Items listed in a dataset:
────────────────

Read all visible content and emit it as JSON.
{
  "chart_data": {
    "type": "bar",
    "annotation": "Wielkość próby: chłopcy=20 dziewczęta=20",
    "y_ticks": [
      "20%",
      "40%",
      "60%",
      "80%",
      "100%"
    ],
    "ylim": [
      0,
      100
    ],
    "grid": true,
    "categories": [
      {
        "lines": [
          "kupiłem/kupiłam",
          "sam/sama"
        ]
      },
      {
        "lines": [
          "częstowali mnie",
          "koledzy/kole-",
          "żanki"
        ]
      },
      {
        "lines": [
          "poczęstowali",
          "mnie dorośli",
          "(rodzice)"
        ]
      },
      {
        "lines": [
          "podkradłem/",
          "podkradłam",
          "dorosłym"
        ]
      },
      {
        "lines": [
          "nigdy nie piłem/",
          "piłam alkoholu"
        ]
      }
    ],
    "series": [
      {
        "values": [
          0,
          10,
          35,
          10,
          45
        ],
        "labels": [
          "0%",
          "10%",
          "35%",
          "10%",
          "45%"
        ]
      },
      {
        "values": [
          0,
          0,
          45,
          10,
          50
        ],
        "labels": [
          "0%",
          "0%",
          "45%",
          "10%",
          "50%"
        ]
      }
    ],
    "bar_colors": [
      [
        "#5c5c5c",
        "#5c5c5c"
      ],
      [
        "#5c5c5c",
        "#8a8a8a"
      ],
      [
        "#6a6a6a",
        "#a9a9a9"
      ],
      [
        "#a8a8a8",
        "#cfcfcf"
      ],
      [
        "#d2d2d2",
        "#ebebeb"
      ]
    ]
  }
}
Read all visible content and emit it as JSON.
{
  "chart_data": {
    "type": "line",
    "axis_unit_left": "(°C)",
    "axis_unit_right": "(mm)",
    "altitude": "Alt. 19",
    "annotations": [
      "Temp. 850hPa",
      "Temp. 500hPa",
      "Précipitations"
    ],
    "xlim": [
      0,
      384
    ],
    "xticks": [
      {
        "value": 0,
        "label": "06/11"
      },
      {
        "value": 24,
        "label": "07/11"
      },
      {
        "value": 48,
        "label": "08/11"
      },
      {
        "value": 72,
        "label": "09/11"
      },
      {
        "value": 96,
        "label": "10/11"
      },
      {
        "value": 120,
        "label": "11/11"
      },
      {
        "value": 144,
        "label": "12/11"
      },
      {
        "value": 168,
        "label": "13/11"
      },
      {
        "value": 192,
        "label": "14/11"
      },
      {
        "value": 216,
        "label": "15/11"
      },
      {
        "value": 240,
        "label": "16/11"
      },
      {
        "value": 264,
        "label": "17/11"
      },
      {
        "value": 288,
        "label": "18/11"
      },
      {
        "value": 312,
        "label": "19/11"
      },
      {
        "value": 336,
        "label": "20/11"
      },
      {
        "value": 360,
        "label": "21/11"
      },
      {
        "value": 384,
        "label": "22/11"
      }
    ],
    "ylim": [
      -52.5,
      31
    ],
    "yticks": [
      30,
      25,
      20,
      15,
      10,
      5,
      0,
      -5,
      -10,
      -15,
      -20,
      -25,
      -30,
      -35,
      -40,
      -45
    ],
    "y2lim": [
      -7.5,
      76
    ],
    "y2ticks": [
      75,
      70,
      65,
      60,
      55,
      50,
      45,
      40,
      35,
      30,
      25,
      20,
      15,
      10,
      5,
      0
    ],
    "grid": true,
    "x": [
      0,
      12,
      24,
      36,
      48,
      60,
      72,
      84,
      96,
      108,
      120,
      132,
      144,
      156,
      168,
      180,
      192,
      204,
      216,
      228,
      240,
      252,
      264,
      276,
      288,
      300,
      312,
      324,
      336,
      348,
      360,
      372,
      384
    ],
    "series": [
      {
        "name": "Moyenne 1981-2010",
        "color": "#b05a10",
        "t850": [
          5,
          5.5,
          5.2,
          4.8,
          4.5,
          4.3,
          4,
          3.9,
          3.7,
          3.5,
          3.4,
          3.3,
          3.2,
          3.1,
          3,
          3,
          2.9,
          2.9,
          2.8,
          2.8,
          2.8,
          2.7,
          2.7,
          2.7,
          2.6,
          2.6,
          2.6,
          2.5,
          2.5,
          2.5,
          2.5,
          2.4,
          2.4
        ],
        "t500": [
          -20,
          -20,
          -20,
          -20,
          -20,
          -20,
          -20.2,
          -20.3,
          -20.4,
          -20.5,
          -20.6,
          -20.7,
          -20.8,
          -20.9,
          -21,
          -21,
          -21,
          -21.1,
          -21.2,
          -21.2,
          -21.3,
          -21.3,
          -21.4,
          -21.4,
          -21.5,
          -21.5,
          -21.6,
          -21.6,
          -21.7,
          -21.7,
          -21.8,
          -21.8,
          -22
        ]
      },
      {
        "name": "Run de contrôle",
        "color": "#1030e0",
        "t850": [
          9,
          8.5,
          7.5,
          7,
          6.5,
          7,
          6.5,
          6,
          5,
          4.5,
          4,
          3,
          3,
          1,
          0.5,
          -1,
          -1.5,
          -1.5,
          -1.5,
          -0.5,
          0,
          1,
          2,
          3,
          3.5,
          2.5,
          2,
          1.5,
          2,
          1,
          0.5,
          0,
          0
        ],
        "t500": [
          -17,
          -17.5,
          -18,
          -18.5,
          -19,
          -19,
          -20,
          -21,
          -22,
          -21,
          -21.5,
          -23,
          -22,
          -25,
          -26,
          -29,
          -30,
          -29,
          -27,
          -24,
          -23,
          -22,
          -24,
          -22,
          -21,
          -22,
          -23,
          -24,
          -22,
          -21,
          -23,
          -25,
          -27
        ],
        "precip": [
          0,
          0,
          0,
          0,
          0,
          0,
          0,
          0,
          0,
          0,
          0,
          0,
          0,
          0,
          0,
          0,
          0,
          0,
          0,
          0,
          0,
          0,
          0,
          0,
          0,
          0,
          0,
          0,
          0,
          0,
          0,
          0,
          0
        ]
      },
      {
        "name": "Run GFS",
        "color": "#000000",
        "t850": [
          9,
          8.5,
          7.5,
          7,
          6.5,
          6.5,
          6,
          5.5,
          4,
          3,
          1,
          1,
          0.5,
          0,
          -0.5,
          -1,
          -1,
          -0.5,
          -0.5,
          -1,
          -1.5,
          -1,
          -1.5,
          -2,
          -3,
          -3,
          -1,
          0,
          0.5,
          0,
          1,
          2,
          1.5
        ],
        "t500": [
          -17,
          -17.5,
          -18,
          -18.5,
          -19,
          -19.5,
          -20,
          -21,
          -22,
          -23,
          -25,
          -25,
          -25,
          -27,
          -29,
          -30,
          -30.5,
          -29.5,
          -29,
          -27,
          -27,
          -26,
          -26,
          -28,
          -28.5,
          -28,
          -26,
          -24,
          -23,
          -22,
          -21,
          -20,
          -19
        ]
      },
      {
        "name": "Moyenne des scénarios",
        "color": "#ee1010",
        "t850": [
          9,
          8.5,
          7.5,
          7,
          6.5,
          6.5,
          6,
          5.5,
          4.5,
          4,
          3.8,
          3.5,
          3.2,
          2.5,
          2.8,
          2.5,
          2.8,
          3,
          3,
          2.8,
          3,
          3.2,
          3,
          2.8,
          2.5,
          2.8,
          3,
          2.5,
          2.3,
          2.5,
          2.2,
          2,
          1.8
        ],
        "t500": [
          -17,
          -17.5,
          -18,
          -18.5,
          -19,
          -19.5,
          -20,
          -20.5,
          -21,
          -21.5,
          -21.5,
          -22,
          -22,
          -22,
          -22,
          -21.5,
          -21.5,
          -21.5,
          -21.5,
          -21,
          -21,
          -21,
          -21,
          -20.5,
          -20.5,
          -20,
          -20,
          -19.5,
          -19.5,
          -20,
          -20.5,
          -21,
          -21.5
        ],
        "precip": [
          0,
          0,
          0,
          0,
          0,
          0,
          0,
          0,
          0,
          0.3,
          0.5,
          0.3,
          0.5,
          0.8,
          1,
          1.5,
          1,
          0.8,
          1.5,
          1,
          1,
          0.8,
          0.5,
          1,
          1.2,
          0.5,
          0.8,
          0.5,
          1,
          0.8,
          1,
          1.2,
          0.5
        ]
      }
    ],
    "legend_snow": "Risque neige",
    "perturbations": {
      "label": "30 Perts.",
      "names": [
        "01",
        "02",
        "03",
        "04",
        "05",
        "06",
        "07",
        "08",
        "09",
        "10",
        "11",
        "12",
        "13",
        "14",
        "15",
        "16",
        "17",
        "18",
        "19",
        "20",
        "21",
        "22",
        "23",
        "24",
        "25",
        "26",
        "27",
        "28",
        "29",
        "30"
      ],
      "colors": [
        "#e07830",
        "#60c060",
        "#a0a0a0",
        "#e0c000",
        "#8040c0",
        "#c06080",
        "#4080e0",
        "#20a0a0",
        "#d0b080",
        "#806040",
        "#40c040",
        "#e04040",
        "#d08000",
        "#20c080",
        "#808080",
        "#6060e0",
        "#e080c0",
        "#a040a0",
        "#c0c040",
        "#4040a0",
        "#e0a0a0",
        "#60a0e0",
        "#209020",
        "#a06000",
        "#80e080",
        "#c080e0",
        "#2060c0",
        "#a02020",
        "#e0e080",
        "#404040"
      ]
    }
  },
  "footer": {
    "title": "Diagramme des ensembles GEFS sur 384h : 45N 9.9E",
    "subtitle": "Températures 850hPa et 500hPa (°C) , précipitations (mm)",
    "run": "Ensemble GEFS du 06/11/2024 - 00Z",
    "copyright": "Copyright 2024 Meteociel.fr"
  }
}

────────────────

JOB:
Scan the listing above and copy all lines containing the word "GEFS".

WRITTEN RESPONSE:
    "title": "Diagramme des ensembles GEFS sur 384h : 45N 9.9E",
    "run": "Ensemble GEFS du 06/11/2024 - 00Z",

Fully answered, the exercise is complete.